* Start *

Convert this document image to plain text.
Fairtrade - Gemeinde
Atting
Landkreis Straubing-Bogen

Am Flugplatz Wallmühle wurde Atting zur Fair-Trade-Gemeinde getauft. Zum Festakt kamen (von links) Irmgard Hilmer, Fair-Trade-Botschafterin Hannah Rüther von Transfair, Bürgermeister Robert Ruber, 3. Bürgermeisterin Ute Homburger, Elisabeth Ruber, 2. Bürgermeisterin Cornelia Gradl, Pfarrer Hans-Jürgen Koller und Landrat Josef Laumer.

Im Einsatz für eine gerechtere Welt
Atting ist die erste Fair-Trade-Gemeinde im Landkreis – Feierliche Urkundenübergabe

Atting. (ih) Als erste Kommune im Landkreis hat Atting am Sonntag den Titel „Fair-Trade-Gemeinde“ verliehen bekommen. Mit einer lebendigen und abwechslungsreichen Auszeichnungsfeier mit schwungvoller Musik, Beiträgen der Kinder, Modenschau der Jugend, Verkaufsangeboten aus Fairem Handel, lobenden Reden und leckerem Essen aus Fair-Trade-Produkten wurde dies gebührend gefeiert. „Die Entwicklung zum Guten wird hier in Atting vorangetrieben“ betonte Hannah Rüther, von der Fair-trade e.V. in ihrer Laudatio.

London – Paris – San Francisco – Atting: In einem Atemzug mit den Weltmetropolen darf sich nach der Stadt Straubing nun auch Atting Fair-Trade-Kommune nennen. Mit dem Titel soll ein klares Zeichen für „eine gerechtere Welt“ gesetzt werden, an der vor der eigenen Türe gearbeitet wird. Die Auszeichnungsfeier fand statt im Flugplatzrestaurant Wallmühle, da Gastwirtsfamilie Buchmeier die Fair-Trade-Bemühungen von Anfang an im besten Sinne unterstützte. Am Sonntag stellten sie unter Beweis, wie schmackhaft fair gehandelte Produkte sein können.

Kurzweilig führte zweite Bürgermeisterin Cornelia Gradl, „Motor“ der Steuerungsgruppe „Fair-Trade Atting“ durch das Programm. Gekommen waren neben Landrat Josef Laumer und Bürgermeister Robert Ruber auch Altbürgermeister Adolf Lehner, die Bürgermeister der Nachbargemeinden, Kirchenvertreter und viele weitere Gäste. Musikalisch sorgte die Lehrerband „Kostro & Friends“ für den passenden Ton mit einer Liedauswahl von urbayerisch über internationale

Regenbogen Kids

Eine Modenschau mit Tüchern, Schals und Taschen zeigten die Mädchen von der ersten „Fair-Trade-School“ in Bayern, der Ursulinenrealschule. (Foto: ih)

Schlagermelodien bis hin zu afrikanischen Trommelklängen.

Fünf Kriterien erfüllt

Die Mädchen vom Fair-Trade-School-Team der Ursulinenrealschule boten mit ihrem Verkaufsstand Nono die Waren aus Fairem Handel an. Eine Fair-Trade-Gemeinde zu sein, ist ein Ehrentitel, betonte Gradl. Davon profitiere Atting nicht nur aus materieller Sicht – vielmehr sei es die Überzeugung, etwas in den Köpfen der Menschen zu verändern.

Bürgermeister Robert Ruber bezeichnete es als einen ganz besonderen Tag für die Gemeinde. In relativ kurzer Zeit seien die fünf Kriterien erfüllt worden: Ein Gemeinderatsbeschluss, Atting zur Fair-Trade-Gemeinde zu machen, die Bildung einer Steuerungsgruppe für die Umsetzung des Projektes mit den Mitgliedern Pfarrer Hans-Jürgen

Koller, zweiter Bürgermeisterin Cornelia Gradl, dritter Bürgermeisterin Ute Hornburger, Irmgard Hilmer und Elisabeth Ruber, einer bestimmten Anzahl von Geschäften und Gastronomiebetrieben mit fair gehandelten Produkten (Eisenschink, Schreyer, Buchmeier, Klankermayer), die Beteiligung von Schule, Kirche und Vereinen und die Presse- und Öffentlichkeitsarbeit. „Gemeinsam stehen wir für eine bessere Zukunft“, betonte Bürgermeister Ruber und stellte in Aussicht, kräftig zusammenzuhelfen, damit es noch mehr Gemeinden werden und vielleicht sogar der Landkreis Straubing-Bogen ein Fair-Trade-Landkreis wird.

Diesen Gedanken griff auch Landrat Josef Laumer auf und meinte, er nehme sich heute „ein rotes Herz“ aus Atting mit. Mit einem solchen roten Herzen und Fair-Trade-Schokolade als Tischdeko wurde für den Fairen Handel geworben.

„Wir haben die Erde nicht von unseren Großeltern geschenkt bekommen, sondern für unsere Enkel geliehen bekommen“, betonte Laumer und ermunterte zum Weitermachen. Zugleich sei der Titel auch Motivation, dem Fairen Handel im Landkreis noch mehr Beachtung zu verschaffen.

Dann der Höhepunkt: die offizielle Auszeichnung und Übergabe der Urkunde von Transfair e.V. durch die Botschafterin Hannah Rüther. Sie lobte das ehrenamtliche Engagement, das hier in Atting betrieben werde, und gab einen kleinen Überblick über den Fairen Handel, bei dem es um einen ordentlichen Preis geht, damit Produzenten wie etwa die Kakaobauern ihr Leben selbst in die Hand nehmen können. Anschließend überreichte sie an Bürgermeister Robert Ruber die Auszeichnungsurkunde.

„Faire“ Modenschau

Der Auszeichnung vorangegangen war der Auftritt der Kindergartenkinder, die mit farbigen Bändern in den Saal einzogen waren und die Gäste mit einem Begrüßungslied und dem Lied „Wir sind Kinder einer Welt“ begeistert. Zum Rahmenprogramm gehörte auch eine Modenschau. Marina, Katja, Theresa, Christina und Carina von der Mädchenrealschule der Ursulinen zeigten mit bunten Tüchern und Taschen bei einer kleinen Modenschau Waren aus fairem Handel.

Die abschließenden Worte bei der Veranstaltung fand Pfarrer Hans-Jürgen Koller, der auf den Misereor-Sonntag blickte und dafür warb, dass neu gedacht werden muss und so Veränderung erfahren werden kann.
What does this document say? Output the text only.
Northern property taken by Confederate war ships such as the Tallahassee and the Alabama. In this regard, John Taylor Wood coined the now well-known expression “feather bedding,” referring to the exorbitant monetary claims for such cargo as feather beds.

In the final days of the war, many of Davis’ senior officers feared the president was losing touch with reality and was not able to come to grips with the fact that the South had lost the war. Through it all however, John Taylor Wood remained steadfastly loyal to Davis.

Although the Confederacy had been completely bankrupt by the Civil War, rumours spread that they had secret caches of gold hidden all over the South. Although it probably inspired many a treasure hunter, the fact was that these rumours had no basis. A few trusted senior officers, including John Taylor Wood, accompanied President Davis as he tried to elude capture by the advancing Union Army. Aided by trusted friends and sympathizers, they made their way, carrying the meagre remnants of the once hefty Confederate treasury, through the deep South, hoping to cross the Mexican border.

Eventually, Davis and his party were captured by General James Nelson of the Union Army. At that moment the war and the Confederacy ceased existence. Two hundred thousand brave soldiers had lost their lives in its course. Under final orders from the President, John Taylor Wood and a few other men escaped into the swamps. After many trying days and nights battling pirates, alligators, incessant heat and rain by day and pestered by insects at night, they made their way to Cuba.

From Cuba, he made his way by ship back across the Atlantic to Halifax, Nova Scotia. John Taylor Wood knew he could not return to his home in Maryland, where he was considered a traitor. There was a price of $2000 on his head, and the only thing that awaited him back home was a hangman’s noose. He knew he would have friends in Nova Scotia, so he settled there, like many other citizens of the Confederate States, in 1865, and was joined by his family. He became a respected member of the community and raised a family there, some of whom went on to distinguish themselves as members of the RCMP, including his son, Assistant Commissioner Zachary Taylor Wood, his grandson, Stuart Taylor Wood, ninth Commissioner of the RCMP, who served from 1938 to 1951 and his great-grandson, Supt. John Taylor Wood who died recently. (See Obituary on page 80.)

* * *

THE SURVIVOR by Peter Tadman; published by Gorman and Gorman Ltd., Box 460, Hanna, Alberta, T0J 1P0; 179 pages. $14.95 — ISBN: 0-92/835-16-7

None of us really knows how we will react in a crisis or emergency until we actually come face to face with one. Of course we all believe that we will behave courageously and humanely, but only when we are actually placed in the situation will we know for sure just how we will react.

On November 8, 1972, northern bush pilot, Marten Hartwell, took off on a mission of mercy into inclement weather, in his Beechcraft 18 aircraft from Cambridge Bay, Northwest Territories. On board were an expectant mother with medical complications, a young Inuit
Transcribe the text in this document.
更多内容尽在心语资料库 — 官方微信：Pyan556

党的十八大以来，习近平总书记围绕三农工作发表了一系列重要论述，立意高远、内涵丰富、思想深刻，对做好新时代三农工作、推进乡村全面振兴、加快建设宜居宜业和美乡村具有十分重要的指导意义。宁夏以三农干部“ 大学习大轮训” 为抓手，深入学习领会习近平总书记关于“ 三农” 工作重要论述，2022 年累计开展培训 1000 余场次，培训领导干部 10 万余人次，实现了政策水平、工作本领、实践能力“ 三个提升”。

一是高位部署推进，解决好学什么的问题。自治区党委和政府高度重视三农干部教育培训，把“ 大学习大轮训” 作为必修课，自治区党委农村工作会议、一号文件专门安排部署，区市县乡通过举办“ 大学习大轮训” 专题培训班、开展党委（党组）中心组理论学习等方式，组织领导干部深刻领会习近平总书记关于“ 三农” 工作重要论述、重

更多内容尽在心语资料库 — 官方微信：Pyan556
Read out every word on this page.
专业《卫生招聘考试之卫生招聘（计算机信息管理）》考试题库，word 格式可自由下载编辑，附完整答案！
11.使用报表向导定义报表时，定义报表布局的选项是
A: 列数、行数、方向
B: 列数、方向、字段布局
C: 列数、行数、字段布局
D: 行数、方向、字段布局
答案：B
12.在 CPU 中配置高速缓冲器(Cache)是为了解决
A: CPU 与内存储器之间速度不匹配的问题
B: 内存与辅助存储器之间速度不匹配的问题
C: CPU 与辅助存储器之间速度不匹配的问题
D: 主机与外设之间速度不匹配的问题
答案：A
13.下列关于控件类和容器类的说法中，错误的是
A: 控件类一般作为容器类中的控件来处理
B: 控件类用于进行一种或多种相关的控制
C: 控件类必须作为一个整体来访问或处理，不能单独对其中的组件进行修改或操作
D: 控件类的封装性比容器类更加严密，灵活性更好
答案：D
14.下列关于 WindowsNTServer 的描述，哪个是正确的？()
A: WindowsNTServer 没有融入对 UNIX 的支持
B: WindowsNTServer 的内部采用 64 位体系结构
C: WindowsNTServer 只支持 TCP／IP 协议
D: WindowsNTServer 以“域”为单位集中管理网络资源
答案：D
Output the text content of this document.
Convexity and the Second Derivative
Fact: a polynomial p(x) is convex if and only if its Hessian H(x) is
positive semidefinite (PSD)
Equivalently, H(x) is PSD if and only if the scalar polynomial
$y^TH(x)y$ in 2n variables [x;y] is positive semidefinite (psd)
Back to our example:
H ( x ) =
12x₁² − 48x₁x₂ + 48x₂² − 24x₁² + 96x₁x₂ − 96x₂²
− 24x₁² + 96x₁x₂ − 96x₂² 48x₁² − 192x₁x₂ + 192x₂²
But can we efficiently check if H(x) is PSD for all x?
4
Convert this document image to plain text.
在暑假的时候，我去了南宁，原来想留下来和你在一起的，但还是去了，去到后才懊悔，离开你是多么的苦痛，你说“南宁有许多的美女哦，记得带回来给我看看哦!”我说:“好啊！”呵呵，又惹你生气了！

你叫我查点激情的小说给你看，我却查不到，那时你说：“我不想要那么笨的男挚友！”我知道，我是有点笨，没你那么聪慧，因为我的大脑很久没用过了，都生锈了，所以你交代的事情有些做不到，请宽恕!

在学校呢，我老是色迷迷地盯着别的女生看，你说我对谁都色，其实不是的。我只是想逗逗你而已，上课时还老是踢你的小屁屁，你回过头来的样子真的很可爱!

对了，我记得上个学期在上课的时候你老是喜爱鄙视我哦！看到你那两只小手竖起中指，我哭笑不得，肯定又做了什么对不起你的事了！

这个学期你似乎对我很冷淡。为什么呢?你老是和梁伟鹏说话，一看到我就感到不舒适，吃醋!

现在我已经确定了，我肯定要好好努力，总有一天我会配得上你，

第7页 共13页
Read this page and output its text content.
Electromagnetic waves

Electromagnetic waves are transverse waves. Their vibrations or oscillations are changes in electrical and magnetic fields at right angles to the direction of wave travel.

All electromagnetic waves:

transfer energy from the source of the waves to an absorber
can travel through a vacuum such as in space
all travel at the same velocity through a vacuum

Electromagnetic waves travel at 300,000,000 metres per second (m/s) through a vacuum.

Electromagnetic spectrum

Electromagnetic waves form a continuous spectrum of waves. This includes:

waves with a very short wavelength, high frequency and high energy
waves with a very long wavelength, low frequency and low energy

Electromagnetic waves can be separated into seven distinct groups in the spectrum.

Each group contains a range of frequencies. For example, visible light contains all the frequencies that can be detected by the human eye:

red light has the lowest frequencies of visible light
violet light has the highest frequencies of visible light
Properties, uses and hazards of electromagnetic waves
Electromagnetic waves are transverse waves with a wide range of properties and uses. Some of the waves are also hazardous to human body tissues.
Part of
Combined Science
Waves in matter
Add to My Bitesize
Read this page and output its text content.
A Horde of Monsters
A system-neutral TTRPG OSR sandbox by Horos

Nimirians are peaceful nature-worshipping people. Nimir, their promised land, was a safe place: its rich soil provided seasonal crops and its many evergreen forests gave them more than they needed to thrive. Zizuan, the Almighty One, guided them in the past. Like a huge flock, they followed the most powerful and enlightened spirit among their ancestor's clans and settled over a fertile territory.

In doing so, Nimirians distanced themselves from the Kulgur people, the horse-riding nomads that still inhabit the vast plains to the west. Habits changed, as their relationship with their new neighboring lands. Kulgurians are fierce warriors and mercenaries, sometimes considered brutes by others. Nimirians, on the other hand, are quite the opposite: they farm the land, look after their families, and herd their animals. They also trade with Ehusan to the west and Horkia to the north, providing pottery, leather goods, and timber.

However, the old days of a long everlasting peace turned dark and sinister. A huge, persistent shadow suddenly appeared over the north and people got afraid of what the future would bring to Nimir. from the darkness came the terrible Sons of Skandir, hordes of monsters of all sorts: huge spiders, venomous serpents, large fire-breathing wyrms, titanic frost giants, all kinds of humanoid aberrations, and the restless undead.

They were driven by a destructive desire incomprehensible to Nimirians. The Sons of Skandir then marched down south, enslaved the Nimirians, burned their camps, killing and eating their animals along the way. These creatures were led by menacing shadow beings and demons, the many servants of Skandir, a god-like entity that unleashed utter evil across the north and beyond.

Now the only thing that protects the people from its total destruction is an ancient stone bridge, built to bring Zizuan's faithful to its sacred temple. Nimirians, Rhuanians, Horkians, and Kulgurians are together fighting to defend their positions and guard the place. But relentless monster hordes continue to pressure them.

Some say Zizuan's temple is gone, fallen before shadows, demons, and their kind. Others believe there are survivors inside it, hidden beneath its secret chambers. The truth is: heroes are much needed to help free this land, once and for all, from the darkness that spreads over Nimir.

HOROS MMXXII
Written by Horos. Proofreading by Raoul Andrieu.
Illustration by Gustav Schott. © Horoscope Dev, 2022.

* End *

» **Exercise aim**:
From the listing, copy every line where the string "spectrum" appears.

» **The response**:
Electromagnetic spectrum
Electromagnetic waves form a continuous spectrum of waves. This includes:
Electromagnetic waves can be separated into seven distinct groups in the spectrum.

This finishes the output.